Your instructions - Below is a block of records. Copy every line in it that contains the word "Android".

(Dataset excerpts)
-- -- --
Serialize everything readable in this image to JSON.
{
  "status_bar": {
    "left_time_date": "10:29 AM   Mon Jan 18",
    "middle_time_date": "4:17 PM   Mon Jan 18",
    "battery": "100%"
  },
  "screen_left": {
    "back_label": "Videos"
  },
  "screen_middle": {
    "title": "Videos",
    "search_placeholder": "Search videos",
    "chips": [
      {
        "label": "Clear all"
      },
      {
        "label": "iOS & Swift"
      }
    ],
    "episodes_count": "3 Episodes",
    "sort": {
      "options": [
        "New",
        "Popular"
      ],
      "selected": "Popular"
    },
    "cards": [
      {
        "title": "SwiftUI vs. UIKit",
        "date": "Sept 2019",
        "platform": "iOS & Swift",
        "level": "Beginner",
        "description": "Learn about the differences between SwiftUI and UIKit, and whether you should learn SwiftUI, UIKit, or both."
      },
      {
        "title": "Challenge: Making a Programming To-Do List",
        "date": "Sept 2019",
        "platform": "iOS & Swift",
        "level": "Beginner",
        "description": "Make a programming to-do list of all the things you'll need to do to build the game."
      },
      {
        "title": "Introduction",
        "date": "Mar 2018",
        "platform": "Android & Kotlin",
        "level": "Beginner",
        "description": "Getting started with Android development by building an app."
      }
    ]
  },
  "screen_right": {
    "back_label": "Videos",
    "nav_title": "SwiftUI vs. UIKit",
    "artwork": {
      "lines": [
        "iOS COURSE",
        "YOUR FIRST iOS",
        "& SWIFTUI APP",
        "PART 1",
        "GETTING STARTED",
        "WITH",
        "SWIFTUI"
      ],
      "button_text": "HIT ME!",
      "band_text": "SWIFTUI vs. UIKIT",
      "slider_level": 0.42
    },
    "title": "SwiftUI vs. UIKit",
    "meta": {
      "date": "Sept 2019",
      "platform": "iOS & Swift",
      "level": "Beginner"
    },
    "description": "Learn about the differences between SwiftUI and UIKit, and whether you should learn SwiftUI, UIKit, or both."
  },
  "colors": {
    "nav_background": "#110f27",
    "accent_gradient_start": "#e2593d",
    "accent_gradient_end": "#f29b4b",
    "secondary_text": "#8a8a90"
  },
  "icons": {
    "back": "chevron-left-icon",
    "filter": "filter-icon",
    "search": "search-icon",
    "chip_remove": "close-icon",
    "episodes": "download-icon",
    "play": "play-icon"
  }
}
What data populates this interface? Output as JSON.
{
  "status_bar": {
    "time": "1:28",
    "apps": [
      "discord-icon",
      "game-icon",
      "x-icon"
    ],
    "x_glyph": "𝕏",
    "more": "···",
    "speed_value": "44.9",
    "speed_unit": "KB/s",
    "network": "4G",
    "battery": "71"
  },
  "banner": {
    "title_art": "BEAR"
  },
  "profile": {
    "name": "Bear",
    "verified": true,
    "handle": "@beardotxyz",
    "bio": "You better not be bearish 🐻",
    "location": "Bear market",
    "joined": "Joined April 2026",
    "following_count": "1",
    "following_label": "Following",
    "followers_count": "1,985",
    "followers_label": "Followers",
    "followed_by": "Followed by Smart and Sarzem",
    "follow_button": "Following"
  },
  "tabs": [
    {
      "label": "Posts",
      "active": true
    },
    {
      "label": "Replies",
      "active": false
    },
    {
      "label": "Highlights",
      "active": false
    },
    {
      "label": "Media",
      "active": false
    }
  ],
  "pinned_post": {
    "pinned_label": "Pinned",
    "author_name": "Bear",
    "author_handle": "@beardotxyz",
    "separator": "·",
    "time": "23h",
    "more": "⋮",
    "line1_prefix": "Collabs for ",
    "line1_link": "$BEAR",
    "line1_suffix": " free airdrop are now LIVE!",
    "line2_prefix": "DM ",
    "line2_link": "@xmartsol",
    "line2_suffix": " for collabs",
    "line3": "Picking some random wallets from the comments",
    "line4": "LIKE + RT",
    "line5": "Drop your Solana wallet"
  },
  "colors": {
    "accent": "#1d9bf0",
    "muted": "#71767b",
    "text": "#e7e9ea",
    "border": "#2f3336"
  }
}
-- -- --
Answer for this exercise -
        "platform": "Android & Kotlin",
        "description": "Getting started with Android development by building an app."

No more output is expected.